▶ _Exercise goal_: Only lines with the word "vaccinated" are needed; collect each of them from the listing below.

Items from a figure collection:
[Begin]
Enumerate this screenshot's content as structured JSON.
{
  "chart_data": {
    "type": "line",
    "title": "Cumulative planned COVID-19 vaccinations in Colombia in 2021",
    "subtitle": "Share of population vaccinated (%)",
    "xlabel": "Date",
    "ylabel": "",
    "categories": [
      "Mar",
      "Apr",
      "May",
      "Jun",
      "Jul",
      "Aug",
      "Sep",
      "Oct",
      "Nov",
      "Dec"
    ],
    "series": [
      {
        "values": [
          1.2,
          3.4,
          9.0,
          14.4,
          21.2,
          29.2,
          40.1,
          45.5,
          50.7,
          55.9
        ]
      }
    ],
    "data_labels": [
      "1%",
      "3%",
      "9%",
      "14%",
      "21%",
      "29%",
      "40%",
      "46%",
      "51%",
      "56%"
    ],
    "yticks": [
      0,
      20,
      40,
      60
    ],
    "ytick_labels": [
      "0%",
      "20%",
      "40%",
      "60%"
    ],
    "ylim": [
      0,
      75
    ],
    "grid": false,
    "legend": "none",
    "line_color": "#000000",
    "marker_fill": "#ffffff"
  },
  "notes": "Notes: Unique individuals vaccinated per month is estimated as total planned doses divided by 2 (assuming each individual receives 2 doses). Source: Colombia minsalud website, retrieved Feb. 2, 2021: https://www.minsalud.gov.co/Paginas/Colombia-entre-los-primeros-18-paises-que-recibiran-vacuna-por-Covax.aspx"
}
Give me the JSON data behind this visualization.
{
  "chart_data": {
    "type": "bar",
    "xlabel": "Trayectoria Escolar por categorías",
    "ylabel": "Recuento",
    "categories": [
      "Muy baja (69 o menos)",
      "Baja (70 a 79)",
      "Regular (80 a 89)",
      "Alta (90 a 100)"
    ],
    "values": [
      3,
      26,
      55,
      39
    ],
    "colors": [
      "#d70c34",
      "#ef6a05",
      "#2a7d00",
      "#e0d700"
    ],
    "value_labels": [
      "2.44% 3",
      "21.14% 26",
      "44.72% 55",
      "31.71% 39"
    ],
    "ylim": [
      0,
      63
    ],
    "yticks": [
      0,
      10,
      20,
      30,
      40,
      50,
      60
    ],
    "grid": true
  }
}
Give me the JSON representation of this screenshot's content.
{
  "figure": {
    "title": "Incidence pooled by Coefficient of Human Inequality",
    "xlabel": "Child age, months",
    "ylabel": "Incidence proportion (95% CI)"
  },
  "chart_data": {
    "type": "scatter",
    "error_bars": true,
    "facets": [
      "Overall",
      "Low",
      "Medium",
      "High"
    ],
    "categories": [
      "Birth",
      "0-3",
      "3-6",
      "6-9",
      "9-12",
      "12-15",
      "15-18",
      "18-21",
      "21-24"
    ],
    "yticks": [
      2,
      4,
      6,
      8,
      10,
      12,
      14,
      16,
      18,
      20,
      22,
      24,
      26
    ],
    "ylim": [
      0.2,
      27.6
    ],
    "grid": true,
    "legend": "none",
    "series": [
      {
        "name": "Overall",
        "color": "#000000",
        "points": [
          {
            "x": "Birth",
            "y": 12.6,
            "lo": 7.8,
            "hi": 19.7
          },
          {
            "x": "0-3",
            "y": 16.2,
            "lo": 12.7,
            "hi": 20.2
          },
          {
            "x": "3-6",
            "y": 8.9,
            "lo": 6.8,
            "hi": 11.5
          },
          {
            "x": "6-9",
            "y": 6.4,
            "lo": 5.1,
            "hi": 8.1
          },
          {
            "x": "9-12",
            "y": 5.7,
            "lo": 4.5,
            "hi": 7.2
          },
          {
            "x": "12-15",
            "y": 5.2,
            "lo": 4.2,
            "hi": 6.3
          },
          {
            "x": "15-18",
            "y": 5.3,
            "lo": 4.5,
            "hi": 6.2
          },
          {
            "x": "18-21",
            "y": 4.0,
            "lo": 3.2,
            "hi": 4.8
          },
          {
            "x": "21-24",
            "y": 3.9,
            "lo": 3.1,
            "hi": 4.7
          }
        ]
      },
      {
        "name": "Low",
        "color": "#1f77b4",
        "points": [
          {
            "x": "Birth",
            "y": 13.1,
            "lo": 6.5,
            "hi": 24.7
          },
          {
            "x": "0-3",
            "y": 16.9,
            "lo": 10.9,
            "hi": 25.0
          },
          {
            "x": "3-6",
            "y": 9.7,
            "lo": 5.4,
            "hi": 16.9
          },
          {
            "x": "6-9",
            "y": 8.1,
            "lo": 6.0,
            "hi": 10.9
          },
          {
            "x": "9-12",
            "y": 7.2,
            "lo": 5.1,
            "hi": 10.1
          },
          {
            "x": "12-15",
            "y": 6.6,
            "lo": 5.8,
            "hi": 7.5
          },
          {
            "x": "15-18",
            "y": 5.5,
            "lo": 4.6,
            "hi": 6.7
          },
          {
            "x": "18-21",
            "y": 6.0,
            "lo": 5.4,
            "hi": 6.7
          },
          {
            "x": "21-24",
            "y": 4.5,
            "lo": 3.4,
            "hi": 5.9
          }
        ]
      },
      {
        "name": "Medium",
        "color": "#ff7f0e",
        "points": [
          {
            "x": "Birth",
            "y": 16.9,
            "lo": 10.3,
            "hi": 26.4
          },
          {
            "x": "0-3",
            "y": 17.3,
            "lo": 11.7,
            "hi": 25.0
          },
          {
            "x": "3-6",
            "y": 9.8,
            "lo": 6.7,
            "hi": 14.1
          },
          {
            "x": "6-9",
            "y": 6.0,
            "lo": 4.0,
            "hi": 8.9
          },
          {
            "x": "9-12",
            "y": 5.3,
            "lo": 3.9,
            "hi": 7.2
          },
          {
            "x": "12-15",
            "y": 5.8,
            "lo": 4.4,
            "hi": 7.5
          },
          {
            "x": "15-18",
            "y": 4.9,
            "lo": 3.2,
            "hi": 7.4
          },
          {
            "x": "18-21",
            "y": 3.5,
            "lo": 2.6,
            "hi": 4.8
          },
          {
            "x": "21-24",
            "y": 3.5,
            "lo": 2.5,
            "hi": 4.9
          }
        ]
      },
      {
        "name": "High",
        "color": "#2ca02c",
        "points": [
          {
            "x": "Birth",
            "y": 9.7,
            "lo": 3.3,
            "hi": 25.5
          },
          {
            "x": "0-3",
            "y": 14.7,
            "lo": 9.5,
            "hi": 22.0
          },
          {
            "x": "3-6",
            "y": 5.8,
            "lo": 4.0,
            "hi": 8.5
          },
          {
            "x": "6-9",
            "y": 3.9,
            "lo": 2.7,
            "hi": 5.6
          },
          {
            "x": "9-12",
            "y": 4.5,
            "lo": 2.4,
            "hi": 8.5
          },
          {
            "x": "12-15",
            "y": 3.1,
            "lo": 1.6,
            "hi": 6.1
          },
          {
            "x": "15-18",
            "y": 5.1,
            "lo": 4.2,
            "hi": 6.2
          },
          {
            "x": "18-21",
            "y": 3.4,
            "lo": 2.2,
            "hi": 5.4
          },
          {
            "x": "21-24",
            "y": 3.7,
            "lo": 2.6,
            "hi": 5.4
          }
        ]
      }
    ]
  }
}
[End]
▶ _Exercise result_:
    "subtitle": "Share of population vaccinated (%)",
  "notes": "Notes: Unique individuals vaccinated per month is estimated as total planned doses divided by 2 (assuming each individual receives 2 doses). Source: Colombia minsalud website, retrieved Feb. 2, 2021: https://www.minsalud.gov.co/Paginas/Colombia-entre-los-primeros-18-paises-que-recibiran-vacuna-por-Covax.aspx"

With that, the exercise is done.